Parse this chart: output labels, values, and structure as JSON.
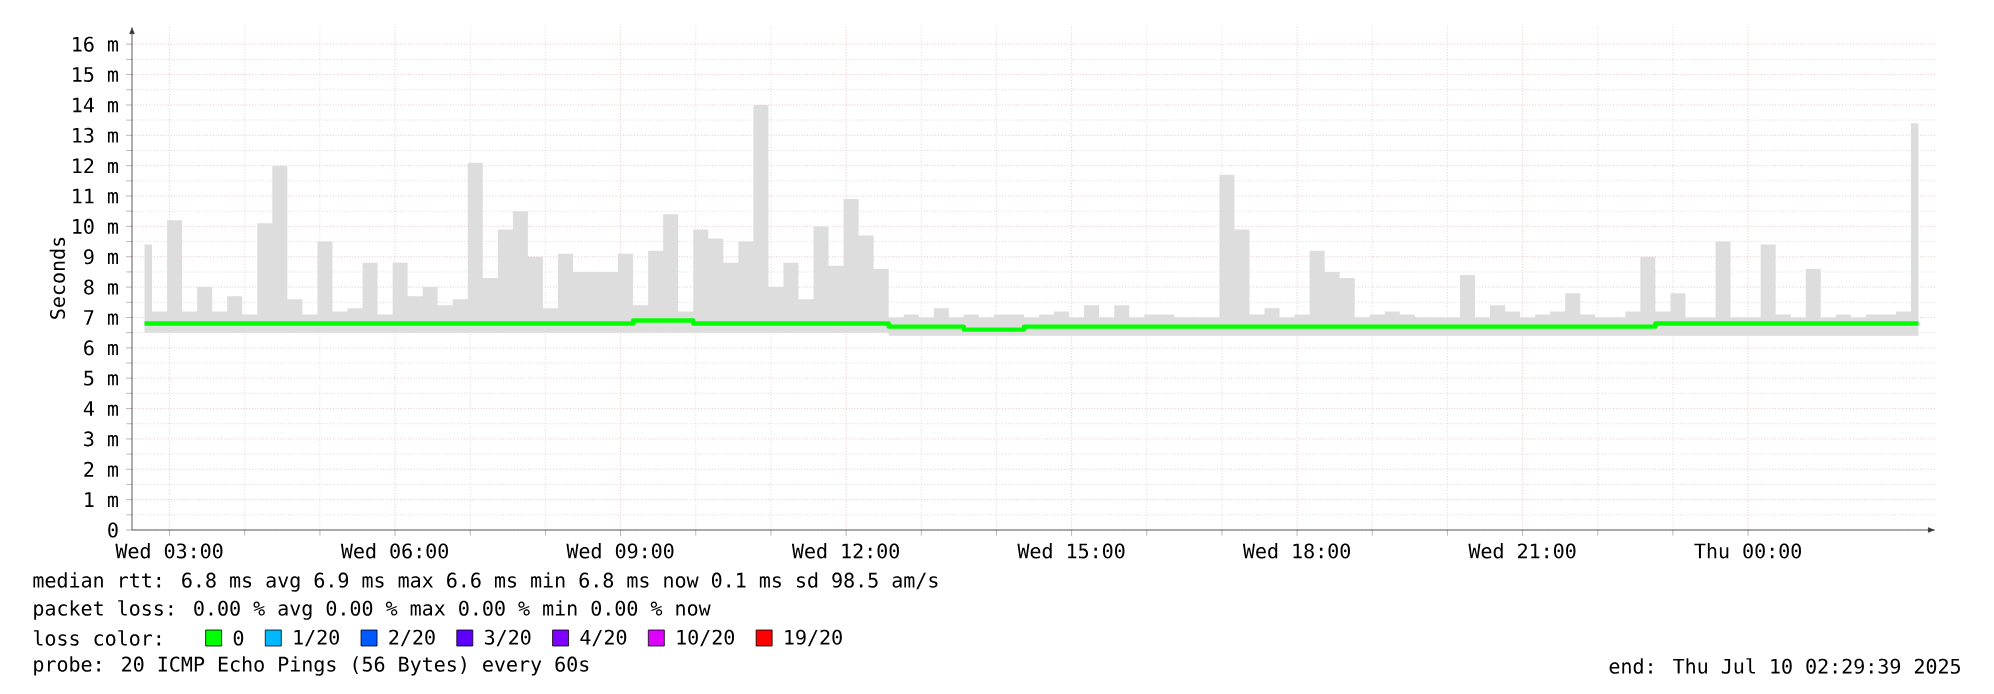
{
  "chart_data": {
    "type": "line",
    "ylabel": "Seconds",
    "xlim": [
      "2025-07-09T02:30",
      "2025-07-10T02:30"
    ],
    "ylim": [
      0,
      16.6
    ],
    "xticks": [
      {
        "value": "2025-07-09T03:00",
        "label": "Wed 03:00"
      },
      {
        "value": "2025-07-09T06:00",
        "label": "Wed 06:00"
      },
      {
        "value": "2025-07-09T09:00",
        "label": "Wed 09:00"
      },
      {
        "value": "2025-07-09T12:00",
        "label": "Wed 12:00"
      },
      {
        "value": "2025-07-09T15:00",
        "label": "Wed 15:00"
      },
      {
        "value": "2025-07-09T18:00",
        "label": "Wed 18:00"
      },
      {
        "value": "2025-07-09T21:00",
        "label": "Wed 21:00"
      },
      {
        "value": "2025-07-10T00:00",
        "label": "Thu 00:00"
      }
    ],
    "yticks": [
      0,
      {
        "value": 1,
        "label": "1 m"
      },
      {
        "value": 2,
        "label": "2 m"
      },
      {
        "value": 3,
        "label": "3 m"
      },
      {
        "value": 4,
        "label": "4 m"
      },
      {
        "value": 5,
        "label": "5 m"
      },
      {
        "value": 6,
        "label": "6 m"
      },
      {
        "value": 7,
        "label": "7 m"
      },
      {
        "value": 8,
        "label": "8 m"
      },
      {
        "value": 9,
        "label": "9 m"
      },
      {
        "value": 10,
        "label": "10 m"
      },
      {
        "value": 11,
        "label": "11 m"
      },
      {
        "value": 12,
        "label": "12 m"
      },
      {
        "value": 13,
        "label": "13 m"
      },
      {
        "value": 14,
        "label": "14 m"
      },
      {
        "value": 15,
        "label": "15 m"
      },
      {
        "value": 16,
        "label": "16 m"
      }
    ],
    "grid": true,
    "legend": "bottom",
    "legend_title": "loss color:",
    "series": [
      {
        "name": "0",
        "color": "#00ff00",
        "x": [
          "2025-07-09T02:40",
          "2025-07-09T02:52",
          "2025-07-09T03:04",
          "2025-07-09T03:16",
          "2025-07-09T03:28",
          "2025-07-09T03:40",
          "2025-07-09T03:52",
          "2025-07-09T04:04",
          "2025-07-09T04:16",
          "2025-07-09T04:28",
          "2025-07-09T04:40",
          "2025-07-09T04:52",
          "2025-07-09T05:04",
          "2025-07-09T05:16",
          "2025-07-09T05:28",
          "2025-07-09T05:40",
          "2025-07-09T05:52",
          "2025-07-09T06:04",
          "2025-07-09T06:16",
          "2025-07-09T06:28",
          "2025-07-09T06:40",
          "2025-07-09T06:52",
          "2025-07-09T07:04",
          "2025-07-09T07:16",
          "2025-07-09T07:28",
          "2025-07-09T07:40",
          "2025-07-09T07:52",
          "2025-07-09T08:04",
          "2025-07-09T08:16",
          "2025-07-09T08:28",
          "2025-07-09T08:40",
          "2025-07-09T08:52",
          "2025-07-09T09:04",
          "2025-07-09T09:16",
          "2025-07-09T09:28",
          "2025-07-09T09:40",
          "2025-07-09T09:52",
          "2025-07-09T10:04",
          "2025-07-09T10:16",
          "2025-07-09T10:28",
          "2025-07-09T10:40",
          "2025-07-09T10:52",
          "2025-07-09T11:04",
          "2025-07-09T11:16",
          "2025-07-09T11:28",
          "2025-07-09T11:40",
          "2025-07-09T11:52",
          "2025-07-09T12:04",
          "2025-07-09T12:16",
          "2025-07-09T12:28",
          "2025-07-09T12:40",
          "2025-07-09T12:52",
          "2025-07-09T13:04",
          "2025-07-09T13:16",
          "2025-07-09T13:28",
          "2025-07-09T13:40",
          "2025-07-09T13:52",
          "2025-07-09T14:04",
          "2025-07-09T14:16",
          "2025-07-09T14:28",
          "2025-07-09T14:40",
          "2025-07-09T14:52",
          "2025-07-09T15:04",
          "2025-07-09T15:16",
          "2025-07-09T15:28",
          "2025-07-09T15:40",
          "2025-07-09T15:52",
          "2025-07-09T16:04",
          "2025-07-09T16:16",
          "2025-07-09T16:28",
          "2025-07-09T16:40",
          "2025-07-09T16:52",
          "2025-07-09T17:04",
          "2025-07-09T17:16",
          "2025-07-09T17:28",
          "2025-07-09T17:40",
          "2025-07-09T17:52",
          "2025-07-09T18:04",
          "2025-07-09T18:16",
          "2025-07-09T18:28",
          "2025-07-09T18:40",
          "2025-07-09T18:52",
          "2025-07-09T19:04",
          "2025-07-09T19:16",
          "2025-07-09T19:28",
          "2025-07-09T19:40",
          "2025-07-09T19:52",
          "2025-07-09T20:04",
          "2025-07-09T20:16",
          "2025-07-09T20:28",
          "2025-07-09T20:40",
          "2025-07-09T20:52",
          "2025-07-09T21:04",
          "2025-07-09T21:16",
          "2025-07-09T21:28",
          "2025-07-09T21:40",
          "2025-07-09T21:52",
          "2025-07-09T22:04",
          "2025-07-09T22:16",
          "2025-07-09T22:28",
          "2025-07-09T22:40",
          "2025-07-09T22:52",
          "2025-07-09T23:04",
          "2025-07-09T23:16",
          "2025-07-09T23:28",
          "2025-07-09T23:40",
          "2025-07-09T23:52",
          "2025-07-10T00:04",
          "2025-07-10T00:16",
          "2025-07-10T00:28",
          "2025-07-10T00:40",
          "2025-07-10T00:52",
          "2025-07-10T01:04",
          "2025-07-10T01:16",
          "2025-07-10T01:28",
          "2025-07-10T01:40",
          "2025-07-10T01:52",
          "2025-07-10T02:04",
          "2025-07-10T02:16"
        ],
        "values": [
          6.8,
          6.8,
          6.8,
          6.8,
          6.8,
          6.8,
          6.8,
          6.8,
          6.8,
          6.8,
          6.8,
          6.8,
          6.8,
          6.8,
          6.8,
          6.8,
          6.8,
          6.8,
          6.8,
          6.8,
          6.8,
          6.8,
          6.8,
          6.8,
          6.8,
          6.8,
          6.8,
          6.8,
          6.8,
          6.8,
          6.8,
          6.8,
          6.8,
          6.9,
          6.9,
          6.9,
          6.9,
          6.8,
          6.8,
          6.8,
          6.8,
          6.8,
          6.8,
          6.8,
          6.8,
          6.8,
          6.8,
          6.8,
          6.8,
          6.8,
          6.7,
          6.7,
          6.7,
          6.7,
          6.7,
          6.6,
          6.6,
          6.6,
          6.6,
          6.7,
          6.7,
          6.7,
          6.7,
          6.7,
          6.7,
          6.7,
          6.7,
          6.7,
          6.7,
          6.7,
          6.7,
          6.7,
          6.7,
          6.7,
          6.7,
          6.7,
          6.7,
          6.7,
          6.7,
          6.7,
          6.7,
          6.7,
          6.7,
          6.7,
          6.7,
          6.7,
          6.7,
          6.7,
          6.7,
          6.7,
          6.7,
          6.7,
          6.7,
          6.7,
          6.7,
          6.7,
          6.7,
          6.7,
          6.7,
          6.7,
          6.7,
          6.8,
          6.8,
          6.8,
          6.8,
          6.8,
          6.8,
          6.8,
          6.8,
          6.8,
          6.8,
          6.8,
          6.8,
          6.8,
          6.8,
          6.8,
          6.8,
          6.8,
          6.8
        ],
        "lower": [
          6.5,
          6.5,
          6.5,
          6.5,
          6.5,
          6.5,
          6.5,
          6.5,
          6.5,
          6.5,
          6.5,
          6.5,
          6.5,
          6.5,
          6.5,
          6.5,
          6.5,
          6.5,
          6.5,
          6.5,
          6.5,
          6.5,
          6.5,
          6.5,
          6.5,
          6.5,
          6.5,
          6.5,
          6.5,
          6.5,
          6.5,
          6.5,
          6.5,
          6.5,
          6.5,
          6.5,
          6.5,
          6.5,
          6.5,
          6.5,
          6.5,
          6.5,
          6.5,
          6.5,
          6.5,
          6.5,
          6.5,
          6.5,
          6.5,
          6.5,
          6.4,
          6.4,
          6.4,
          6.4,
          6.4,
          6.4,
          6.4,
          6.4,
          6.4,
          6.4,
          6.4,
          6.4,
          6.4,
          6.4,
          6.4,
          6.4,
          6.4,
          6.4,
          6.4,
          6.4,
          6.4,
          6.4,
          6.4,
          6.4,
          6.4,
          6.4,
          6.4,
          6.4,
          6.4,
          6.4,
          6.4,
          6.4,
          6.4,
          6.4,
          6.4,
          6.4,
          6.4,
          6.4,
          6.4,
          6.4,
          6.4,
          6.4,
          6.4,
          6.4,
          6.4,
          6.4,
          6.4,
          6.4,
          6.4,
          6.4,
          6.4,
          6.4,
          6.4,
          6.4,
          6.4,
          6.4,
          6.4,
          6.4,
          6.4,
          6.4,
          6.4,
          6.4,
          6.4,
          6.4,
          6.4,
          6.4,
          6.4,
          6.4,
          6.4
        ],
        "upper": [
          9.4,
          7.2,
          10.2,
          7.2,
          8.0,
          7.2,
          7.7,
          7.1,
          10.1,
          12.0,
          7.6,
          7.1,
          9.5,
          7.2,
          7.3,
          8.8,
          7.1,
          8.8,
          7.7,
          8.0,
          7.4,
          7.6,
          12.1,
          8.3,
          9.9,
          10.5,
          9.0,
          7.3,
          9.1,
          8.5,
          8.5,
          8.5,
          9.1,
          7.4,
          9.2,
          10.4,
          7.2,
          9.9,
          9.6,
          8.8,
          9.5,
          14.0,
          8.0,
          8.8,
          7.6,
          10.0,
          8.7,
          10.9,
          9.7,
          8.6,
          7.0,
          7.1,
          7.0,
          7.3,
          7.0,
          7.1,
          7.0,
          7.1,
          7.1,
          7.0,
          7.1,
          7.2,
          7.0,
          7.4,
          7.0,
          7.4,
          7.0,
          7.1,
          7.1,
          7.0,
          7.0,
          7.0,
          11.7,
          9.9,
          7.1,
          7.3,
          7.0,
          7.1,
          9.2,
          8.5,
          8.3,
          7.0,
          7.1,
          7.2,
          7.1,
          7.0,
          7.0,
          7.0,
          8.4,
          7.0,
          7.4,
          7.2,
          7.0,
          7.1,
          7.2,
          7.8,
          7.1,
          7.0,
          7.0,
          7.2,
          9.0,
          7.2,
          7.8,
          7.0,
          7.0,
          9.5,
          7.0,
          7.0,
          9.4,
          7.1,
          7.0,
          8.6,
          7.0,
          7.1,
          7.0,
          7.1,
          7.1,
          7.2,
          13.4
        ]
      },
      {
        "name": "1/20",
        "color": "#00b8ff",
        "values": [
          null
        ]
      },
      {
        "name": "2/20",
        "color": "#0059ff",
        "values": [
          null
        ]
      },
      {
        "name": "3/20",
        "color": "#5e00ff",
        "values": [
          null
        ]
      },
      {
        "name": "4/20",
        "color": "#7e00ff",
        "values": [
          null
        ]
      },
      {
        "name": "10/20",
        "color": "#dd00ff",
        "values": [
          null
        ]
      },
      {
        "name": "19/20",
        "color": "#ff0000",
        "values": [
          null
        ]
      }
    ],
    "annotations": [
      "median rtt:  6.8 ms avg  6.9 ms max  6.6 ms min  6.8 ms now  0.1 ms sd  98.5   am/s",
      "packet loss: 0.00 % avg  0.00 % max  0.00 % min  0.00 % now",
      "probe:       20 ICMP Echo Pings (56 Bytes) every 60s",
      "end: Thu Jul 10 02:29:39 2025"
    ]
  }
}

═══

▶ [Short problem]
Look through the listing and extract every line with "name" in it.

▶ [Reply to the task]
        "name": "0",
        "name": "1/20",
        "name": "2/20",
        "name": "3/20",
        "name": "4/20",
        "name": "10/20",
        "name": "19/20",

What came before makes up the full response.